(Dataset excerpt)
## start
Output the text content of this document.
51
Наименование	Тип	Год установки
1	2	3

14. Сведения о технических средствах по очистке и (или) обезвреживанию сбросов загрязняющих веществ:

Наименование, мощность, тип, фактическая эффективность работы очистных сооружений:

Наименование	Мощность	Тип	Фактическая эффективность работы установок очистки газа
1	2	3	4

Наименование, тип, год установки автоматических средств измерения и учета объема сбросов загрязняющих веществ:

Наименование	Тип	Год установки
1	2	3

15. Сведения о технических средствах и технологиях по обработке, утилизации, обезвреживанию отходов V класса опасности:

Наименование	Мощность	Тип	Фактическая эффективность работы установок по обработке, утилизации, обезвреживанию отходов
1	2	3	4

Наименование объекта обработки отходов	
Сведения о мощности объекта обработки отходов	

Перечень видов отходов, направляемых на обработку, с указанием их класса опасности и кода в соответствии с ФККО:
## end
Written exercise — Show the lines of the records that include the string "Сведения".

Reply to the task —
14. Сведения о технических средствах по очистке и (или) обезвреживанию сбросов загрязняющих веществ:
15. Сведения о технических средствах и технологиях по обработке, утилизации, обезвреживанию отходов V класса опасности:
Сведения о мощности объекта обработки отходов	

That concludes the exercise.